* Start EXERCISE DATA *

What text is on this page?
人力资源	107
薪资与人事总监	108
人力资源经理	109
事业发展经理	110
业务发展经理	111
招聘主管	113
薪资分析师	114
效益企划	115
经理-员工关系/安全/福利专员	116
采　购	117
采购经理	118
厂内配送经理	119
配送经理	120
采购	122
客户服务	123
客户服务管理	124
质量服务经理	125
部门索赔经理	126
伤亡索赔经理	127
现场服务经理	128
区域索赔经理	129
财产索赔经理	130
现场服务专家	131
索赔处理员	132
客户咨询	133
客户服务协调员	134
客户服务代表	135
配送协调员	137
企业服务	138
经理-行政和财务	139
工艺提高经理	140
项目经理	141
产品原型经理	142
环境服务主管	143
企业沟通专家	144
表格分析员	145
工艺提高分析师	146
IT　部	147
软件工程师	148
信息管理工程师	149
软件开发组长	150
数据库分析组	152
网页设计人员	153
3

* End EXERCISE DATA *

The records above must be repeated exactly, every one of them.

** THE SOLUTION **
What text is on this page?
人力资源	107
薪资与人事总监	108
人力资源经理	109
事业发展经理	110
业务发展经理	111
招聘主管	113
薪资分析师	114
效益企划	115
经理-员工关系/安全/福利专员	116
采　购	117
采购经理	118
厂内配送经理	119
配送经理	120
采购	122
客户服务	123
客户服务管理	124
质量服务经理	125
部门索赔经理	126
伤亡索赔经理	127
现场服务经理	128
区域索赔经理	129
财产索赔经理	130
现场服务专家	131
索赔处理员	132
客户咨询	133
客户服务协调员	134
客户服务代表	135
配送协调员	137
企业服务	138
经理-行政和财务	139
工艺提高经理	140
项目经理	141
产品原型经理	142
环境服务主管	143
企业沟通专家	144
表格分析员	145
工艺提高分析师	146
IT　部	147
软件工程师	148
信息管理工程师	149
软件开发组长	150
数据库分析组	152
网页设计人员	153
3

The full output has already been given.